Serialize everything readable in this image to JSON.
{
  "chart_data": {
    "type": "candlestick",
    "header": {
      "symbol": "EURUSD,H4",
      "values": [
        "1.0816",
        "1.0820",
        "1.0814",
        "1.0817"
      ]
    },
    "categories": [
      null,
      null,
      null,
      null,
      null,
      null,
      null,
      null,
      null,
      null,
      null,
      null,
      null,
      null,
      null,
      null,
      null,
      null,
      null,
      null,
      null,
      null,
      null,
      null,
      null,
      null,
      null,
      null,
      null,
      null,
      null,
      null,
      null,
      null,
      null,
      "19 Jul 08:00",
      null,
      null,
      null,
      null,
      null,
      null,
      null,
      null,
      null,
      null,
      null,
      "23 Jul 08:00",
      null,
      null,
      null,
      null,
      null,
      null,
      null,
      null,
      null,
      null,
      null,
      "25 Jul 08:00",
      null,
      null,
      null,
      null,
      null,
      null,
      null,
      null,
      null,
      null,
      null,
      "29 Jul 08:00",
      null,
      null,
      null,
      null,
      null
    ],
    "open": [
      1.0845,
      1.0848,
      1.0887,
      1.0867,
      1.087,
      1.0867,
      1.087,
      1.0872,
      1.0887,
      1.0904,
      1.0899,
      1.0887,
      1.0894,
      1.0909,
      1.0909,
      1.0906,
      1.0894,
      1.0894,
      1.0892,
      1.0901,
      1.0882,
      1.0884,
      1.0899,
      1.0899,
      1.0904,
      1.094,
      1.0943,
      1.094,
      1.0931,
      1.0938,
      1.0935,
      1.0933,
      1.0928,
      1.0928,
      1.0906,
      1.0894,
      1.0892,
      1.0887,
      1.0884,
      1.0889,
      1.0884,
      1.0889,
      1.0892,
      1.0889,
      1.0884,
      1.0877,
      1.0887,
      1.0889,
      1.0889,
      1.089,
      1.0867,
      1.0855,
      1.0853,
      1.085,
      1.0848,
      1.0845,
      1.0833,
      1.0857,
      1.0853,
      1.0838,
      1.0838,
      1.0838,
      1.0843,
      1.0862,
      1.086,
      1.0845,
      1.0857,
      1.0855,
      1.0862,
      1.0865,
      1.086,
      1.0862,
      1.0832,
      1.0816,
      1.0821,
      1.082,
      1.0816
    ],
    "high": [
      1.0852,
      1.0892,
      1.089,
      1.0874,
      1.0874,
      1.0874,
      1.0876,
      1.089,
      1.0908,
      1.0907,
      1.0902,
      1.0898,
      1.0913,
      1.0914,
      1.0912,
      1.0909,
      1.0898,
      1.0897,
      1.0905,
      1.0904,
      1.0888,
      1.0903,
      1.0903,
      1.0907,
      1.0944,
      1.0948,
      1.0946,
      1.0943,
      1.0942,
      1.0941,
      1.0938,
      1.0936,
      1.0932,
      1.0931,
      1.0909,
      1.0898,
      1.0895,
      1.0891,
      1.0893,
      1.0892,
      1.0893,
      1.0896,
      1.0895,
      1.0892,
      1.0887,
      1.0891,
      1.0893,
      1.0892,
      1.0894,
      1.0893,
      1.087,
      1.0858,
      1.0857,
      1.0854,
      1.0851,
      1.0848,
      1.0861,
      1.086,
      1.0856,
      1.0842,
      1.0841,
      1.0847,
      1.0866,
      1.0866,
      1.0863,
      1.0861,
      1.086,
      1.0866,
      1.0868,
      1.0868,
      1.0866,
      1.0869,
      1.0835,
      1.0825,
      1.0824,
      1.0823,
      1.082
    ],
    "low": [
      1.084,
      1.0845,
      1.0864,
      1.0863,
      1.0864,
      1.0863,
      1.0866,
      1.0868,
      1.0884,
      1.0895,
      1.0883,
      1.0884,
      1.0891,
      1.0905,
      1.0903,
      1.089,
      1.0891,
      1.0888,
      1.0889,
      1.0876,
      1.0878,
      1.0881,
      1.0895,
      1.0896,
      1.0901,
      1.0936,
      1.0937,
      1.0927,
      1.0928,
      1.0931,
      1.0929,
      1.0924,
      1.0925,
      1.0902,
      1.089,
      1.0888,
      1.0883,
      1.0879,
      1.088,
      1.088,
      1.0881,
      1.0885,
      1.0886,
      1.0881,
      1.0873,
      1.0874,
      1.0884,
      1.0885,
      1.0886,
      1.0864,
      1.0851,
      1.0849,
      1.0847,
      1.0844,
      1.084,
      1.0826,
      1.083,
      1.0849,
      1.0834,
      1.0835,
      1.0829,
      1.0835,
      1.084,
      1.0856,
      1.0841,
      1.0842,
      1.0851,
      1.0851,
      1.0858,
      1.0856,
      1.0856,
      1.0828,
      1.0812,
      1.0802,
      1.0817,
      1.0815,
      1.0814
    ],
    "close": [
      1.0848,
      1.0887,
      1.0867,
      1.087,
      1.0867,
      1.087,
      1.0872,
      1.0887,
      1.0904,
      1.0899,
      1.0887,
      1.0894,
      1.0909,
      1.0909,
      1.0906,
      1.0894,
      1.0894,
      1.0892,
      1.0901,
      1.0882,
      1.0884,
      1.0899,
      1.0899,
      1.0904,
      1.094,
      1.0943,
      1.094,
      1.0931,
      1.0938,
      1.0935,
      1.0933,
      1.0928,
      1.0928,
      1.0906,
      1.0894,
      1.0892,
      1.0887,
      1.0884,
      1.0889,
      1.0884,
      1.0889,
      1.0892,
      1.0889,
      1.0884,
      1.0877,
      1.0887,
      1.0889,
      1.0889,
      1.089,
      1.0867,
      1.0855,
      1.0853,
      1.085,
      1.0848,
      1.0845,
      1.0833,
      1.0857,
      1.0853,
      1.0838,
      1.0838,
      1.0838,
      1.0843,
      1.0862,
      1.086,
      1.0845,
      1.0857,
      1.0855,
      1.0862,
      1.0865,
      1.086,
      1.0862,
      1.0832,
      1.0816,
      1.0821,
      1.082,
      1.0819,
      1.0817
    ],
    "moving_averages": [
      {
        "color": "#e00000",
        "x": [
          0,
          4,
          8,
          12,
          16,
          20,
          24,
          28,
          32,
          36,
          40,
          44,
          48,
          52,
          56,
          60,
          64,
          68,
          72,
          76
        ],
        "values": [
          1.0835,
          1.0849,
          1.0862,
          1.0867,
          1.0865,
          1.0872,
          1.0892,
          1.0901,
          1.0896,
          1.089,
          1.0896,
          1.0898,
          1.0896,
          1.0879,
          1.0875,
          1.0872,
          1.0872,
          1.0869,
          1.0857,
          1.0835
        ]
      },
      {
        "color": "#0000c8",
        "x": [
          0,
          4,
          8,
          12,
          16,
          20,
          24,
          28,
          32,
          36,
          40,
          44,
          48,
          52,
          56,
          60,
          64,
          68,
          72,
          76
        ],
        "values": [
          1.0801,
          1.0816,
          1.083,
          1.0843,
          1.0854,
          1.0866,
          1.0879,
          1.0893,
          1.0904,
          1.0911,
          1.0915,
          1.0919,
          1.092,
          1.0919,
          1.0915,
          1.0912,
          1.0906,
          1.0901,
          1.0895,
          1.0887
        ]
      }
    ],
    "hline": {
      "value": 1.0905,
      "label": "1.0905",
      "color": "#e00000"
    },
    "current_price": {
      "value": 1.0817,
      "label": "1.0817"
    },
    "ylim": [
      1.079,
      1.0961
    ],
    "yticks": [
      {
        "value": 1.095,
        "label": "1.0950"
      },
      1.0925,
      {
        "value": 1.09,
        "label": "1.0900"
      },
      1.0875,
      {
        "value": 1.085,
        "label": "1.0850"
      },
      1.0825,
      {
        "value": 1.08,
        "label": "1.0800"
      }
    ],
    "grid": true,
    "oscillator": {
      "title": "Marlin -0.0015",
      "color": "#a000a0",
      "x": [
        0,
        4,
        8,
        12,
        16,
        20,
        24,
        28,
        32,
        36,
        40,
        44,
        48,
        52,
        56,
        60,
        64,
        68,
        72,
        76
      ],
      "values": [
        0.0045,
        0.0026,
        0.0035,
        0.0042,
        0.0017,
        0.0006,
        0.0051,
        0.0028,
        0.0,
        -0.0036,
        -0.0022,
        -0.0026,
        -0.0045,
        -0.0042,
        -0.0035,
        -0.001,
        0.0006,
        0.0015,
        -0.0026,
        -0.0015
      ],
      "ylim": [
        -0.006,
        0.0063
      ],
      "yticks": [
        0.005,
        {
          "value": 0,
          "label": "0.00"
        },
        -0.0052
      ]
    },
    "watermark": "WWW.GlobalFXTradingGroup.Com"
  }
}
###
Problem details:
Pick out the lines that include the word "color" and write them out.

Task result:
        "color": "#e00000",
        "color": "#0000c8",
      "color": "#e00000"
      "color": "#a000a0",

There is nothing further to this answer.